[Begin]

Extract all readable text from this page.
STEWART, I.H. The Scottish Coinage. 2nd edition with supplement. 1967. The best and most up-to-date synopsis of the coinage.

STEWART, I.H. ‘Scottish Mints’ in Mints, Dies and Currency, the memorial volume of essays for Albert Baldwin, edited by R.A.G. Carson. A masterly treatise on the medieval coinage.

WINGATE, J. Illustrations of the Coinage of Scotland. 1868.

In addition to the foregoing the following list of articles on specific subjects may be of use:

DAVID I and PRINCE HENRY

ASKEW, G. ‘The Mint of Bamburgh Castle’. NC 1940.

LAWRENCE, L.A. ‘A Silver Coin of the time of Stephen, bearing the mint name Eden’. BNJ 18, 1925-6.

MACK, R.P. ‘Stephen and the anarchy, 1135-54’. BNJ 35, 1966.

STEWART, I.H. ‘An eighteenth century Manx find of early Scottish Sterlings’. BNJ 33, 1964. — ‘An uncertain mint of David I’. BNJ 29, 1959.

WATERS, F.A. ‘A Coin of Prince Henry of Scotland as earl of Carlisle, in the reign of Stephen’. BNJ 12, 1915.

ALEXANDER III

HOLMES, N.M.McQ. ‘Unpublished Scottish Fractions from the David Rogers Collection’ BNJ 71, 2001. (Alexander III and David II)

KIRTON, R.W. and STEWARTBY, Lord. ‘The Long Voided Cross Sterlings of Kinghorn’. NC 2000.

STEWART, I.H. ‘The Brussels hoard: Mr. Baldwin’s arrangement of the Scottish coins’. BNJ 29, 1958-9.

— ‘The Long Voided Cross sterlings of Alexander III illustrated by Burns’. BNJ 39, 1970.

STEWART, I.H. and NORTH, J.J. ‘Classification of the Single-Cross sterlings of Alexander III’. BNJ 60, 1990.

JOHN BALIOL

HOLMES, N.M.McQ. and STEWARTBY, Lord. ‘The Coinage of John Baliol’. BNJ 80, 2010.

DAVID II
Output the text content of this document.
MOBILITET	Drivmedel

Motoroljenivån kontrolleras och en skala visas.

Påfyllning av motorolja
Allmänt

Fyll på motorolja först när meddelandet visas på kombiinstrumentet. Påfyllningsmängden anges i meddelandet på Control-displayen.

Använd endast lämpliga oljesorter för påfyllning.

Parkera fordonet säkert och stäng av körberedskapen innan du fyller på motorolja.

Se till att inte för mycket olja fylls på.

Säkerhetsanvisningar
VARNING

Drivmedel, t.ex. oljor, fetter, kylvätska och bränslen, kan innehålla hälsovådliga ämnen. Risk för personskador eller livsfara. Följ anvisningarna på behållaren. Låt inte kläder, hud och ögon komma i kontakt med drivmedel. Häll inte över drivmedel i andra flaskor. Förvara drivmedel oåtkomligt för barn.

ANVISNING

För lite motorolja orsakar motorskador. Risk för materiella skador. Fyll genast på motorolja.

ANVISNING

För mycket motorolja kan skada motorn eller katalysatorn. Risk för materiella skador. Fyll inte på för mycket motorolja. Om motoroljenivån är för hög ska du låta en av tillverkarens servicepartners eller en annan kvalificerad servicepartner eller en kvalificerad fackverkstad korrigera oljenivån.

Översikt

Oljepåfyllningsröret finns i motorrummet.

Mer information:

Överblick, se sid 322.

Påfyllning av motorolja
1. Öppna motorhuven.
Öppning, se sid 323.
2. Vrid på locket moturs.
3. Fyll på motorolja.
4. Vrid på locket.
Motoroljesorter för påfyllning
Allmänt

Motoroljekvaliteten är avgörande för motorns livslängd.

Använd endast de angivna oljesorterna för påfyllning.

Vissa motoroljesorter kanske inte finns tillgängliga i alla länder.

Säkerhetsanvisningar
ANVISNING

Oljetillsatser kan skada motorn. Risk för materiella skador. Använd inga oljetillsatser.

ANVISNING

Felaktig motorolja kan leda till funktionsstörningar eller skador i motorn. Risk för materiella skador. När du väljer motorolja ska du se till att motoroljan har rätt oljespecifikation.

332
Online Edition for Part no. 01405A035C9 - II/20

[End]

_GIVEN INSTRUCTION:_ Find how many lines include the string "from" and report that number alone.

_OUTPUT OF THE EXERCISE:_ 2